* _TASK INSTRUCTIONS_
Write the material out again, line by line, exactly as it is.

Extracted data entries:
"""

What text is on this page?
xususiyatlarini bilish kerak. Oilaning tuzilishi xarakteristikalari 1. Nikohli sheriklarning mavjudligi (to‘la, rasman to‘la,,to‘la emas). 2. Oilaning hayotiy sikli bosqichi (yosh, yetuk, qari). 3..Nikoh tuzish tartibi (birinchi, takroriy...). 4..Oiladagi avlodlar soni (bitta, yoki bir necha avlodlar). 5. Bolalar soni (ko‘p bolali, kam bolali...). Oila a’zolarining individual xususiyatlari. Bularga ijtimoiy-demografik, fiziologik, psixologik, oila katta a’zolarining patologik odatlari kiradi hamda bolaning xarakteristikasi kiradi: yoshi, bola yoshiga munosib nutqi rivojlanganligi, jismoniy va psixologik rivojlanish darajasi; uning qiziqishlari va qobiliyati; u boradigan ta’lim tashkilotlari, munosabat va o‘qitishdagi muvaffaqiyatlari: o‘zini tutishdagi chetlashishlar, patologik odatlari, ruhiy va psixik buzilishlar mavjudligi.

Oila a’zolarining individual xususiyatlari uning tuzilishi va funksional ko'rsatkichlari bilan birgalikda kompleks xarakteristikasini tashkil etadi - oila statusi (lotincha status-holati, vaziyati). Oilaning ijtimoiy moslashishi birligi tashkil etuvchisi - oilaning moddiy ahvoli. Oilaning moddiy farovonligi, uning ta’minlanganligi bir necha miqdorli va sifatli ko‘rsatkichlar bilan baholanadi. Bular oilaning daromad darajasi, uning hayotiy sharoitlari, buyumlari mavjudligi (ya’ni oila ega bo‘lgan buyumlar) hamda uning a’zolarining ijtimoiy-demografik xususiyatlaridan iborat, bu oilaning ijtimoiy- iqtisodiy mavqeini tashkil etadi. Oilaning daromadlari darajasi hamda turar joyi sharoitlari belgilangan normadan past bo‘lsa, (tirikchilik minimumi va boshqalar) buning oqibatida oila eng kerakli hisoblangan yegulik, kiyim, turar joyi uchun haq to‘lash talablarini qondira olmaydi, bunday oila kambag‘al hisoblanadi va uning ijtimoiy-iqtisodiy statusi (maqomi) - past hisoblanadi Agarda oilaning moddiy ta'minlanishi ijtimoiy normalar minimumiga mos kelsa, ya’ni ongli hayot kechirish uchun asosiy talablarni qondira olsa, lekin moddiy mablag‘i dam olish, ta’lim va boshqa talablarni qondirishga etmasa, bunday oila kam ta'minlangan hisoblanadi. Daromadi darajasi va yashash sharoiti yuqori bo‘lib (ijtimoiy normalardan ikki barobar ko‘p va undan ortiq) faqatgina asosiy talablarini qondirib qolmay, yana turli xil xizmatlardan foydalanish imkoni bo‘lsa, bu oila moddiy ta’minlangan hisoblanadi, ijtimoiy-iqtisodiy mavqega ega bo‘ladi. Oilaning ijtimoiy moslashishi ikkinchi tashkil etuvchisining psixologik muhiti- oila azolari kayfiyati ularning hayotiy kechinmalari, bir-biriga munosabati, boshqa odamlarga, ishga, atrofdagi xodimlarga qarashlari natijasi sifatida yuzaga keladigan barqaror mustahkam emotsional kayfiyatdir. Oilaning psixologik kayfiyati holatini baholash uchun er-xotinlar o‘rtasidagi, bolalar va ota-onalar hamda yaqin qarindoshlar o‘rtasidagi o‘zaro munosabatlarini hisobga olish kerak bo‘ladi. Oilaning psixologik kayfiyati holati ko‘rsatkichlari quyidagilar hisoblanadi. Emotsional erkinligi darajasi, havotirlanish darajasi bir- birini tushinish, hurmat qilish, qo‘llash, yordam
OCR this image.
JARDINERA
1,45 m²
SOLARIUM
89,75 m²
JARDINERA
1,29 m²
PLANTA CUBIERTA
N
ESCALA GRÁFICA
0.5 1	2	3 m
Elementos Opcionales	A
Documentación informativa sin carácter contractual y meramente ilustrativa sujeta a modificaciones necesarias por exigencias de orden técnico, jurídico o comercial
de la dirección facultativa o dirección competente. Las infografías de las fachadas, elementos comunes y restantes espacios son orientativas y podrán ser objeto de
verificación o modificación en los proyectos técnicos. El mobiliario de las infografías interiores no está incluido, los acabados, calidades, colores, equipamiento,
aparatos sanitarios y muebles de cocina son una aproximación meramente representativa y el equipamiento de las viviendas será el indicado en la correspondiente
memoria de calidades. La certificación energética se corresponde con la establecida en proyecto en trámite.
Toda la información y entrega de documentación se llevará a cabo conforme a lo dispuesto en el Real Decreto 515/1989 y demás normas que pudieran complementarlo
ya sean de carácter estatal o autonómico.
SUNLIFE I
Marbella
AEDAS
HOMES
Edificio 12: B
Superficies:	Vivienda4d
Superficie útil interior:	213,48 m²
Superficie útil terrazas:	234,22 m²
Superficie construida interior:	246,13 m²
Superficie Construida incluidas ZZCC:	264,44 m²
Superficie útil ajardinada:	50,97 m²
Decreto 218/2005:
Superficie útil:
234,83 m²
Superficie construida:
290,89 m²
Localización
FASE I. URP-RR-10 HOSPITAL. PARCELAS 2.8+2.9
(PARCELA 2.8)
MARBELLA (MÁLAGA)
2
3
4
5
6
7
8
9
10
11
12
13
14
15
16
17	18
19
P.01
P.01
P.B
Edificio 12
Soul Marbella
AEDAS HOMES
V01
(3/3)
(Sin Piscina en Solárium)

"""

* _EXERCISE ANSWER_
What text is on this page?
xususiyatlarini bilish kerak. Oilaning tuzilishi xarakteristikalari 1. Nikohli sheriklarning mavjudligi (to‘la, rasman to‘la,,to‘la emas). 2. Oilaning hayotiy sikli bosqichi (yosh, yetuk, qari). 3..Nikoh tuzish tartibi (birinchi, takroriy...). 4..Oiladagi avlodlar soni (bitta, yoki bir necha avlodlar). 5. Bolalar soni (ko‘p bolali, kam bolali...). Oila a’zolarining individual xususiyatlari. Bularga ijtimoiy-demografik, fiziologik, psixologik, oila katta a’zolarining patologik odatlari kiradi hamda bolaning xarakteristikasi kiradi: yoshi, bola yoshiga munosib nutqi rivojlanganligi, jismoniy va psixologik rivojlanish darajasi; uning qiziqishlari va qobiliyati; u boradigan ta’lim tashkilotlari, munosabat va o‘qitishdagi muvaffaqiyatlari: o‘zini tutishdagi chetlashishlar, patologik odatlari, ruhiy va psixik buzilishlar mavjudligi.

Oila a’zolarining individual xususiyatlari uning tuzilishi va funksional ko'rsatkichlari bilan birgalikda kompleks xarakteristikasini tashkil etadi - oila statusi (lotincha status-holati, vaziyati). Oilaning ijtimoiy moslashishi birligi tashkil etuvchisi - oilaning moddiy ahvoli. Oilaning moddiy farovonligi, uning ta’minlanganligi bir necha miqdorli va sifatli ko‘rsatkichlar bilan baholanadi. Bular oilaning daromad darajasi, uning hayotiy sharoitlari, buyumlari mavjudligi (ya’ni oila ega bo‘lgan buyumlar) hamda uning a’zolarining ijtimoiy-demografik xususiyatlaridan iborat, bu oilaning ijtimoiy- iqtisodiy mavqeini tashkil etadi. Oilaning daromadlari darajasi hamda turar joyi sharoitlari belgilangan normadan past bo‘lsa, (tirikchilik minimumi va boshqalar) buning oqibatida oila eng kerakli hisoblangan yegulik, kiyim, turar joyi uchun haq to‘lash talablarini qondira olmaydi, bunday oila kambag‘al hisoblanadi va uning ijtimoiy-iqtisodiy statusi (maqomi) - past hisoblanadi Agarda oilaning moddiy ta'minlanishi ijtimoiy normalar minimumiga mos kelsa, ya’ni ongli hayot kechirish uchun asosiy talablarni qondira olsa, lekin moddiy mablag‘i dam olish, ta’lim va boshqa talablarni qondirishga etmasa, bunday oila kam ta'minlangan hisoblanadi. Daromadi darajasi va yashash sharoiti yuqori bo‘lib (ijtimoiy normalardan ikki barobar ko‘p va undan ortiq) faqatgina asosiy talablarini qondirib qolmay, yana turli xil xizmatlardan foydalanish imkoni bo‘lsa, bu oila moddiy ta’minlangan hisoblanadi, ijtimoiy-iqtisodiy mavqega ega bo‘ladi. Oilaning ijtimoiy moslashishi ikkinchi tashkil etuvchisining psixologik muhiti- oila azolari kayfiyati ularning hayotiy kechinmalari, bir-biriga munosabati, boshqa odamlarga, ishga, atrofdagi xodimlarga qarashlari natijasi sifatida yuzaga keladigan barqaror mustahkam emotsional kayfiyatdir. Oilaning psixologik kayfiyati holatini baholash uchun er-xotinlar o‘rtasidagi, bolalar va ota-onalar hamda yaqin qarindoshlar o‘rtasidagi o‘zaro munosabatlarini hisobga olish kerak bo‘ladi. Oilaning psixologik kayfiyati holati ko‘rsatkichlari quyidagilar hisoblanadi. Emotsional erkinligi darajasi, havotirlanish darajasi bir- birini tushinish, hurmat qilish, qo‘llash, yordam
OCR this image.
JARDINERA
1,45 m²
SOLARIUM
89,75 m²
JARDINERA
1,29 m²
PLANTA CUBIERTA
N
ESCALA GRÁFICA
0.5 1	2	3 m
Elementos Opcionales	A
Documentación informativa sin carácter contractual y meramente ilustrativa sujeta a modificaciones necesarias por exigencias de orden técnico, jurídico o comercial
de la dirección facultativa o dirección competente. Las infografías de las fachadas, elementos comunes y restantes espacios son orientativas y podrán ser objeto de
verificación o modificación en los proyectos técnicos. El mobiliario de las infografías interiores no está incluido, los acabados, calidades, colores, equipamiento,
aparatos sanitarios y muebles de cocina son una aproximación meramente representativa y el equipamiento de las viviendas será el indicado en la correspondiente
memoria de calidades. La certificación energética se corresponde con la establecida en proyecto en trámite.
Toda la información y entrega de documentación se llevará a cabo conforme a lo dispuesto en el Real Decreto 515/1989 y demás normas que pudieran complementarlo
ya sean de carácter estatal o autonómico.
SUNLIFE I
Marbella
AEDAS
HOMES
Edificio 12: B
Superficies:	Vivienda4d
Superficie útil interior:	213,48 m²
Superficie útil terrazas:	234,22 m²
Superficie construida interior:	246,13 m²
Superficie Construida incluidas ZZCC:	264,44 m²
Superficie útil ajardinada:	50,97 m²
Decreto 218/2005:
Superficie útil:
234,83 m²
Superficie construida:
290,89 m²
Localización
FASE I. URP-RR-10 HOSPITAL. PARCELAS 2.8+2.9
(PARCELA 2.8)
MARBELLA (MÁLAGA)
2
3
4
5
6
7
8
9
10
11
12
13
14
15
16
17	18
19
P.01
P.01
P.B
Edificio 12
Soul Marbella
AEDAS HOMES
V01
(3/3)
(Sin Piscina en Solárium)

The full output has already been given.